Please return every line of the records below that holds the word "Genome".

____

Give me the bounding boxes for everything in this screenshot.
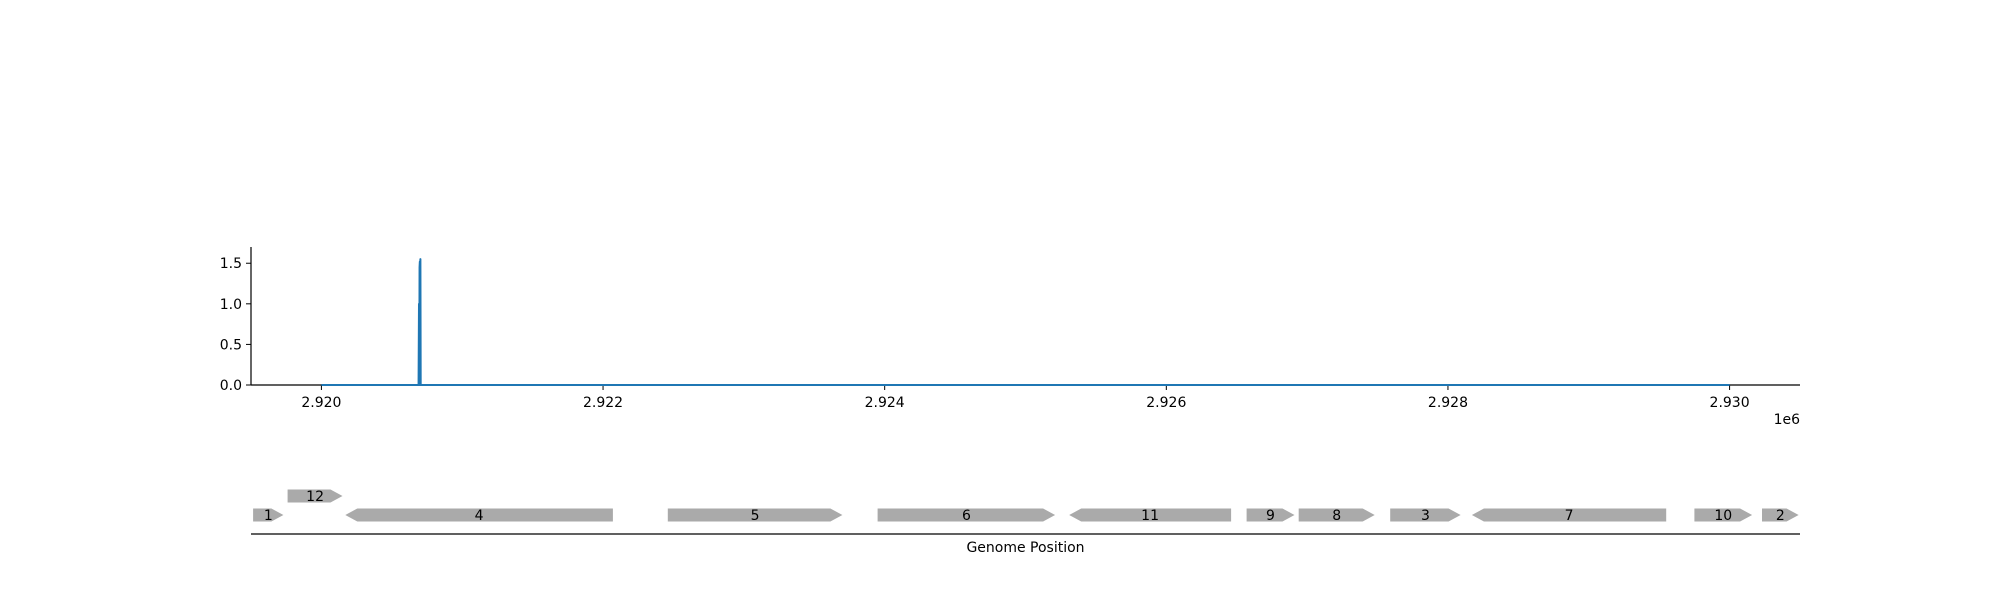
gene-label: 8 xyxy=(1332,508,1341,524)
gene-feature-12 xyxy=(287,489,343,503)
x-tick-label: 2.922 xyxy=(583,395,623,411)
gene-label: 11 xyxy=(1141,508,1159,524)
x-tick-label: 2.928 xyxy=(1428,395,1468,411)
gene-feature-10 xyxy=(1694,508,1753,522)
gene-feature-8 xyxy=(1298,508,1375,522)
gene-label: 9 xyxy=(1266,508,1275,524)
gene-feature-1 xyxy=(253,508,284,522)
x-tick-label: 2.924 xyxy=(865,395,905,411)
gene-label: 1 xyxy=(264,508,273,524)
gene-feature-3 xyxy=(1390,508,1461,522)
coverage-line xyxy=(321,258,1730,386)
gene-label: 10 xyxy=(1714,508,1732,524)
gene-label: 5 xyxy=(751,508,760,524)
x-axis-title: Genome Position xyxy=(966,540,1084,556)
gene-label: 12 xyxy=(306,489,324,505)
gene-label: 7 xyxy=(1565,508,1574,524)
y-tick-label: 1.0 xyxy=(220,297,242,313)
gene-feature-7 xyxy=(1471,508,1667,522)
x-tick-label: 2.926 xyxy=(1146,395,1186,411)
gene-feature-11 xyxy=(1069,508,1232,522)
x-offset-label: 1e6 xyxy=(1774,412,1801,428)
gene-feature-2 xyxy=(1762,508,1799,522)
gene-feature-9 xyxy=(1246,508,1295,522)
gene-feature-4 xyxy=(345,508,613,522)
coverage-plot: 0.0 0.5 1.0 1.5 2.920 2.922 2.924 2.926 2.928 2.9… xyxy=(220,247,1800,428)
gene-label: 2 xyxy=(1776,508,1785,524)
x-tick-label: 2.930 xyxy=(1710,395,1750,411)
gene-label: 6 xyxy=(962,508,971,524)
y-tick-label: 0.5 xyxy=(220,337,242,353)
gene-label: 4 xyxy=(475,508,484,524)
gene-label: 3 xyxy=(1421,508,1430,524)
x-tick-label: 2.920 xyxy=(301,395,341,411)
y-tick-label: 0.0 xyxy=(220,378,242,394)
gene-feature-5 xyxy=(667,508,843,522)
gene-feature-6 xyxy=(877,508,1056,522)
y-tick-label: 1.5 xyxy=(220,256,242,272)
gene-track: 1 12 4 5 6 11 9 8 3 7 10 2 Genome Position xyxy=(251,489,1800,556)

____

**ANSWER BOX**
x-axis-title: Genome Position xyxy=(966,540,1084,556)
gene-track: 1 12 4 5 6 11 9 8 3 7 10 2 Genome Position xyxy=(251,489,1800,556)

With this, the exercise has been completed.